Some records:
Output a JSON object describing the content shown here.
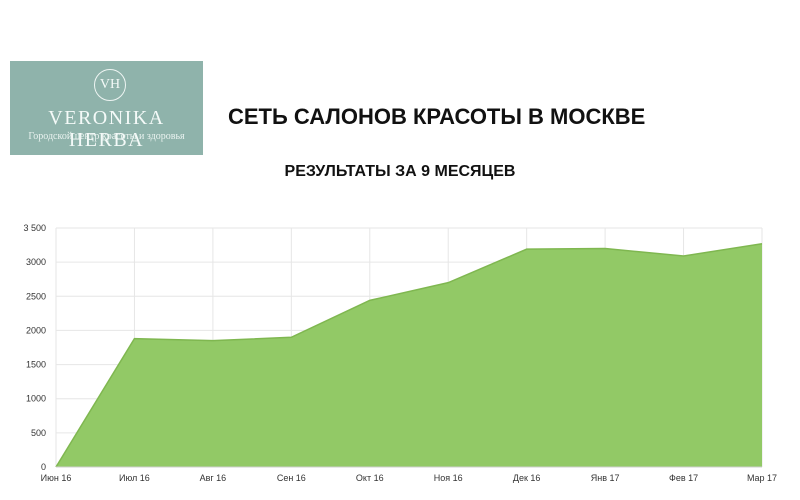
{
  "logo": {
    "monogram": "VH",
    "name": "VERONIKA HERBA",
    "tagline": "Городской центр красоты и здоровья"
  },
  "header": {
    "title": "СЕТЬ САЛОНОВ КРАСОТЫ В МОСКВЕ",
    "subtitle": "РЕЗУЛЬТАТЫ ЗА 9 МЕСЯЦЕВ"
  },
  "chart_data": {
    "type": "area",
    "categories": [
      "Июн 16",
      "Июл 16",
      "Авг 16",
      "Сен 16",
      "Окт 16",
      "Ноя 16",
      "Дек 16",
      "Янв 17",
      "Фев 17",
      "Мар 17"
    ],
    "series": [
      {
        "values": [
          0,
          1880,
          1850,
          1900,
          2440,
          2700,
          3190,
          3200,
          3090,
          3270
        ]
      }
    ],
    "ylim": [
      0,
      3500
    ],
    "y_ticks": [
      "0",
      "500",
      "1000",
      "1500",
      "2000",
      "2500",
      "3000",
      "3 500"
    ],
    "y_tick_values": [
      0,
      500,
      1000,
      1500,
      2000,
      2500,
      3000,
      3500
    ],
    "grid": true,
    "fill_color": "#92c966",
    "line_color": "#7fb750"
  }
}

GOAL: Repeat every record precisely. Any picture among them stays out of the copy.

ANSWER TO THIS TASK:
Output a JSON object describing the content shown here.
{
  "logo": {
    "monogram": "VH",
    "name": "VERONIKA HERBA",
    "tagline": "Городской центр красоты и здоровья"
  },
  "header": {
    "title": "СЕТЬ САЛОНОВ КРАСОТЫ В МОСКВЕ",
    "subtitle": "РЕЗУЛЬТАТЫ ЗА 9 МЕСЯЦЕВ"
  },
  "chart_data": {
    "type": "area",
    "categories": [
      "Июн 16",
      "Июл 16",
      "Авг 16",
      "Сен 16",
      "Окт 16",
      "Ноя 16",
      "Дек 16",
      "Янв 17",
      "Фев 17",
      "Мар 17"
    ],
    "series": [
      {
        "values": [
          0,
          1880,
          1850,
          1900,
          2440,
          2700,
          3190,
          3200,
          3090,
          3270
        ]
      }
    ],
    "ylim": [
      0,
      3500
    ],
    "y_ticks": [
      "0",
      "500",
      "1000",
      "1500",
      "2000",
      "2500",
      "3000",
      "3 500"
    ],
    "y_tick_values": [
      0,
      500,
      1000,
      1500,
      2000,
      2500,
      3000,
      3500
    ],
    "grid": true,
    "fill_color": "#92c966",
    "line_color": "#7fb750"
  }
}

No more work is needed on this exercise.